• Extract provided
>>>
Shabda Gyana (which are the scriptures) can not give Moksha. It is the direct perception or the Aparoksha anubhuti that will give.

Here's a verse from Patanjali Yoga Sutras.

shrutanumanaprajnabhyam anyavishayaa vishesharthatvat ||

The knowledge that is gained from testimony and inference is about common objects. That from the Samadhi just mentioned is of a much higher order, being able to penetrate where inference and testimony cannot go.

On this Sutra, Swami Vivekananda's commentary is as follows:

The idea is that we have to get our knowledge of ordinary objects by direct perception, and by inference therefrom, and from testimony of people who are competent. By “people who are competent,” the Yogis always mean the Rishis, or the Seers of the thoughts recorded in the Scriptures—the Vedas. According to them, the only proof of the Scriptures is that they were the testimony of competent persons, yet they say the Scriptures cannot take us to realisation. We can read all the Vedas, and yet will not realise anything, but when we practise their teachings, then we attain to that state which realises what the Scriptures say, which penetrates where reason cannot go, and where the testimony of others cannot avail. This is what is meant by this aphorism, that realisation is real religion, and all the rest is only preparation—hearing lectures, or reading books, or reasoning, is merely preparing the ground; it is not religion. Intellectual assent, and intellectual dissent are not religion. The central idea of the Yogis is that just as we come in direct contact with the objects of the senses, so religion can be directly perceived in a far more intense sense.
<<<
• Challenges
**a)** Could you set down, word for word, the part of the Yoga Sutras passage that opens with the words containing "Shabda Gyana (which" and closes with "Patanjali Yoga Sutras."?
**b)** Which activities does the Yoga Sutras passage describe as merely preparing the ground?
Work only from the Yoga Sutras passage.

• Records shown
>>>
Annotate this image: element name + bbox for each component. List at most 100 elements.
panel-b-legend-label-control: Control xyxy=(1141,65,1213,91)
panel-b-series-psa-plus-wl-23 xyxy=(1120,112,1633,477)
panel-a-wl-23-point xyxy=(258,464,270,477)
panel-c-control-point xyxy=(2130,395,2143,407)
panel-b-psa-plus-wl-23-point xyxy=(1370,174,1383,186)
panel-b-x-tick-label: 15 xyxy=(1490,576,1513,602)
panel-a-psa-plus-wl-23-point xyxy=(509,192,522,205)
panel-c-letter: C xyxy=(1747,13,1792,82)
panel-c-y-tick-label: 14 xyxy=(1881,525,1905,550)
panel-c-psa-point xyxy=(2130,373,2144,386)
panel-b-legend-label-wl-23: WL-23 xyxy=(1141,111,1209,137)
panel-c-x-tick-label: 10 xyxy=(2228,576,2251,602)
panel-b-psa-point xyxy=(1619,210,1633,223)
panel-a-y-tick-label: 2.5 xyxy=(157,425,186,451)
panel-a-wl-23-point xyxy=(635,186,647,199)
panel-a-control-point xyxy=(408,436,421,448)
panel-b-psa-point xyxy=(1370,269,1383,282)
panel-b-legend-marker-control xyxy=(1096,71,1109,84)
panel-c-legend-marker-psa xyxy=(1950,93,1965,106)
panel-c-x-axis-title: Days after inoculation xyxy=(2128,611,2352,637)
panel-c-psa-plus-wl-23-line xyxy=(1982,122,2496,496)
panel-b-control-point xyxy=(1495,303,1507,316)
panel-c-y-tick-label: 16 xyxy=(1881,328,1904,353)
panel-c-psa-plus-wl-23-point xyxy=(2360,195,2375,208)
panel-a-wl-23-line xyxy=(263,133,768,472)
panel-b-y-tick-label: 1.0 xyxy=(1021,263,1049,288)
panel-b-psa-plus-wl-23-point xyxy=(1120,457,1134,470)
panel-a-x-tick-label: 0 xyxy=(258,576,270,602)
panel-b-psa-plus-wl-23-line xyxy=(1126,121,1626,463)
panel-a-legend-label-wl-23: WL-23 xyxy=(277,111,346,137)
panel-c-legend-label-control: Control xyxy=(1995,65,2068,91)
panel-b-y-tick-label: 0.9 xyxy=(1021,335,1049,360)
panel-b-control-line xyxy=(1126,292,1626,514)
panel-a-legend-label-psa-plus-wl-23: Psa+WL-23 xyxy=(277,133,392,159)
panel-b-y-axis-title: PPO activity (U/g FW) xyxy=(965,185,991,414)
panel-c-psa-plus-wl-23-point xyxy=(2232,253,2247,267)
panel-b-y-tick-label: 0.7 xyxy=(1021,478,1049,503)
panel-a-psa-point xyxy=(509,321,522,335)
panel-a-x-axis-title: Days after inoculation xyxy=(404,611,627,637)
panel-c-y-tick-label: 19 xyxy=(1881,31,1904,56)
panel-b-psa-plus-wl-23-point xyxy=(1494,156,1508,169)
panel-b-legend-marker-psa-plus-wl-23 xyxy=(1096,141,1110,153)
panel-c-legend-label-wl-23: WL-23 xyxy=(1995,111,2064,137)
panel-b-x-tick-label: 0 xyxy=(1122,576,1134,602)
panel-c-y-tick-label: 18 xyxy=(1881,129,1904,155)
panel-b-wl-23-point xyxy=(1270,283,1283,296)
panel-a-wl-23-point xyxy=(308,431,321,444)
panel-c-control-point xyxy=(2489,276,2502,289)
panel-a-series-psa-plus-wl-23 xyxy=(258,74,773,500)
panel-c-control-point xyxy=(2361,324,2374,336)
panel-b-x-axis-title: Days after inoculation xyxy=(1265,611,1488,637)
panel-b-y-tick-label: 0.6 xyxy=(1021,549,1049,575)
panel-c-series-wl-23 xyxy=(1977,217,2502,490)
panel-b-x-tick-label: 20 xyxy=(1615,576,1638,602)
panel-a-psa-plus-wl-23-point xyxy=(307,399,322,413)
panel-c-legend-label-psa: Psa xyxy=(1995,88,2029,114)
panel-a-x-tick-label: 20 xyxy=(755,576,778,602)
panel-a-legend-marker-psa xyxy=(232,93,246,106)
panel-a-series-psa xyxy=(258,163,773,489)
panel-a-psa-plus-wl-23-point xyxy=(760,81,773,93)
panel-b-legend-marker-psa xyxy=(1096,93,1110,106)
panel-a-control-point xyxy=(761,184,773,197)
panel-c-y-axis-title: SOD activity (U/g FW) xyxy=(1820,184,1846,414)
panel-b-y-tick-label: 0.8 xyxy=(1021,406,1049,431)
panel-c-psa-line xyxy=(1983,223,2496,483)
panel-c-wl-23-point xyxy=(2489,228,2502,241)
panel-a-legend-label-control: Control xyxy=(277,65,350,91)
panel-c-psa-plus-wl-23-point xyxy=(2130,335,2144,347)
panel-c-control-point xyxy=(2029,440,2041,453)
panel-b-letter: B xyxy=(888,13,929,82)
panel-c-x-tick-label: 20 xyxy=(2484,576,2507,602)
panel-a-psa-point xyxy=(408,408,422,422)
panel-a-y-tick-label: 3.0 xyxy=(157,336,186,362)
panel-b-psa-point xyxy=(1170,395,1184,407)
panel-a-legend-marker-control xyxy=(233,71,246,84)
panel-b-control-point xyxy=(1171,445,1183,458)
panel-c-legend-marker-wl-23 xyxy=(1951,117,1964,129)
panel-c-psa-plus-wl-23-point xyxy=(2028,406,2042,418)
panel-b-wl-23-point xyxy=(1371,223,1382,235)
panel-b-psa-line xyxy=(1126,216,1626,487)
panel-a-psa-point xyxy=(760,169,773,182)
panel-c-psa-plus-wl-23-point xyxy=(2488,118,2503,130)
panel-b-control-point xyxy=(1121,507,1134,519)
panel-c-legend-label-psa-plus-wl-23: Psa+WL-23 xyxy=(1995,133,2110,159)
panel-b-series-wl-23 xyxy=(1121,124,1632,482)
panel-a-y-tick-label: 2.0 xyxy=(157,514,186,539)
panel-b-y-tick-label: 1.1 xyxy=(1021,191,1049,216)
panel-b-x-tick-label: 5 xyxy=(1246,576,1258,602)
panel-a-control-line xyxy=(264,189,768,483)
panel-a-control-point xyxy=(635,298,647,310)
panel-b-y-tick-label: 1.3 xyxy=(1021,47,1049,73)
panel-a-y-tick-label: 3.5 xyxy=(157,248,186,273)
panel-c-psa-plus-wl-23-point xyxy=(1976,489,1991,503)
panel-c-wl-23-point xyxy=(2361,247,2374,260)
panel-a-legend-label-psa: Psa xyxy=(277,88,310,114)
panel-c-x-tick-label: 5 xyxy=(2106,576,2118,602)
<<<
• Responses for each task
**a)**
Shabda Gyana (which are the scriptures) can not give Moksha. It is the direct perception or the Aparoksha anubhuti that will give.

Here's a verse from Patanjali Yoga Sutras.

**b)** Hearing lectures, reading books and reasoning.